Problem statement - Locate every line in the material below that has the word "title". Copy each of those lines.
········
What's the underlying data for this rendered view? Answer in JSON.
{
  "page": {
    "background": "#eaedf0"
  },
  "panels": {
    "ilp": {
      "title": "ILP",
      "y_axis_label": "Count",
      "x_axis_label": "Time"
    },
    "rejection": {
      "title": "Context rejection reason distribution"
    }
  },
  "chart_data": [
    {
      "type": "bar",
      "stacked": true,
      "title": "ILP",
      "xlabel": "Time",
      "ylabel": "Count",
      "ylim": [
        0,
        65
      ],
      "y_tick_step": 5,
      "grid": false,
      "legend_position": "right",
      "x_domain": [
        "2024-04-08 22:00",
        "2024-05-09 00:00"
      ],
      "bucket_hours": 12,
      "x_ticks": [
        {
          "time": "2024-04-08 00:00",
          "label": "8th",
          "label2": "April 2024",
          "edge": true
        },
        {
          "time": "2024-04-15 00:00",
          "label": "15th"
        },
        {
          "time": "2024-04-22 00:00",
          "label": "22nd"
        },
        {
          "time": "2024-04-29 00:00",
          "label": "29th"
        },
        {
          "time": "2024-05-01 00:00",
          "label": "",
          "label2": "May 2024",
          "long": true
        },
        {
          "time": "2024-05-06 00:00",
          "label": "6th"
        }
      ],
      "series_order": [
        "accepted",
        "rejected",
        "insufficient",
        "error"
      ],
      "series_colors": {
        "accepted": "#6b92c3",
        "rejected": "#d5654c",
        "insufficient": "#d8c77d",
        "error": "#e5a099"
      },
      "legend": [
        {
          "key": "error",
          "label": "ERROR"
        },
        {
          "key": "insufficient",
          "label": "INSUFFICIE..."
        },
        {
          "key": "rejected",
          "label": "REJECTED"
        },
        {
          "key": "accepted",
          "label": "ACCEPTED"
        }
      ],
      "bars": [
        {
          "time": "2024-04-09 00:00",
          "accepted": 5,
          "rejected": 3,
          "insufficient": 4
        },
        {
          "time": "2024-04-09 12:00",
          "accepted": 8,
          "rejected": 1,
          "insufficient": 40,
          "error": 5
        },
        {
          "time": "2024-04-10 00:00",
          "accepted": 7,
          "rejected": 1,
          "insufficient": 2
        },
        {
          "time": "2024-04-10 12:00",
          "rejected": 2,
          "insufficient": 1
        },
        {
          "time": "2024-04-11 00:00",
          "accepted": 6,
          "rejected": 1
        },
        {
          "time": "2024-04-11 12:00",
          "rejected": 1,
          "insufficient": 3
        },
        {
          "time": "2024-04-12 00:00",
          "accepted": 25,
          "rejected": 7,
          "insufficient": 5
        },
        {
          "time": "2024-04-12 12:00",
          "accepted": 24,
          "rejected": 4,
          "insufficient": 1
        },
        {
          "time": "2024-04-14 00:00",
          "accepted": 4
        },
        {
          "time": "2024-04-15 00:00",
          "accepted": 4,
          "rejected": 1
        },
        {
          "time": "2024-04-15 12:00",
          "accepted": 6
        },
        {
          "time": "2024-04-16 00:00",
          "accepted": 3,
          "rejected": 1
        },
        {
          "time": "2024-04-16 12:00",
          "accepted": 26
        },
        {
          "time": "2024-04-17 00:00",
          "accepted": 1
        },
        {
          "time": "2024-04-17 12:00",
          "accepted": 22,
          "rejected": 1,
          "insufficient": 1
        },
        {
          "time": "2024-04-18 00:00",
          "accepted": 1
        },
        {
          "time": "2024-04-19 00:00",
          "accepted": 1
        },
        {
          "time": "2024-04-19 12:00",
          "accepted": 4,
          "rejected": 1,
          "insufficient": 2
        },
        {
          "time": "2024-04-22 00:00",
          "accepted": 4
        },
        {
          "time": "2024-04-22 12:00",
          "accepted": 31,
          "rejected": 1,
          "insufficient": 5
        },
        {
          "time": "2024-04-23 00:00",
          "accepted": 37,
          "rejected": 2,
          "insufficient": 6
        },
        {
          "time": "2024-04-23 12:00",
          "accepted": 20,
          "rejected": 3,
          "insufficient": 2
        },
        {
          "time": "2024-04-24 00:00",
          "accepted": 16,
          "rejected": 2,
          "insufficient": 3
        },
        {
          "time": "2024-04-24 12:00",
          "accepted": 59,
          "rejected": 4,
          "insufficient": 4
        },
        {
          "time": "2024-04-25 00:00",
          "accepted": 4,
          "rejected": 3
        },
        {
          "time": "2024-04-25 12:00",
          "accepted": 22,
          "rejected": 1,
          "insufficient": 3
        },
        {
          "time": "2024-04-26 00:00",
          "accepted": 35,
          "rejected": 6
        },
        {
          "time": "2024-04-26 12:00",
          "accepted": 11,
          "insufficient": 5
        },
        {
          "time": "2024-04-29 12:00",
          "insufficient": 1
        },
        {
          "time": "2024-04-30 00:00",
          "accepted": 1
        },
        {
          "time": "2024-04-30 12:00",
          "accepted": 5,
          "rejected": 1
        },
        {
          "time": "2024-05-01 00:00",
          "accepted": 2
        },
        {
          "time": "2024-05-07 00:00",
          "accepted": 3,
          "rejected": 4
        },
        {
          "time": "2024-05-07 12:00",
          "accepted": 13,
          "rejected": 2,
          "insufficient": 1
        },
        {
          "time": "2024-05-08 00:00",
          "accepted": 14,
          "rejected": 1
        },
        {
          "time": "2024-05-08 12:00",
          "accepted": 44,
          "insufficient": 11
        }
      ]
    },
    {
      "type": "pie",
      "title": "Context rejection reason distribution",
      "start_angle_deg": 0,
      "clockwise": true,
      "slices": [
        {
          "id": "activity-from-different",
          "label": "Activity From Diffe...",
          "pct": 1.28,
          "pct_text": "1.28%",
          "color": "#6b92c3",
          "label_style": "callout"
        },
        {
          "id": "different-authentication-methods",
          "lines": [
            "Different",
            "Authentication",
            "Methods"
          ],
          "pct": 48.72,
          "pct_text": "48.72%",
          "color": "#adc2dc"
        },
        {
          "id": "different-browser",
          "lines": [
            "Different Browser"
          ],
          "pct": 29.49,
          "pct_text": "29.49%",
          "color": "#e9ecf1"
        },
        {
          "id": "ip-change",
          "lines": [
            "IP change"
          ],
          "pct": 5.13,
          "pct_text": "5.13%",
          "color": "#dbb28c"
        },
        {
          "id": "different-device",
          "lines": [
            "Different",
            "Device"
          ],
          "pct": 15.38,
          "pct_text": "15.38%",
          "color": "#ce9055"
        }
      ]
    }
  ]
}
········
Solution to the problem -
      "title": "ILP",
      "title": "Context rejection reason distribution"
      "title": "ILP",
      "title": "Context rejection reason distribution",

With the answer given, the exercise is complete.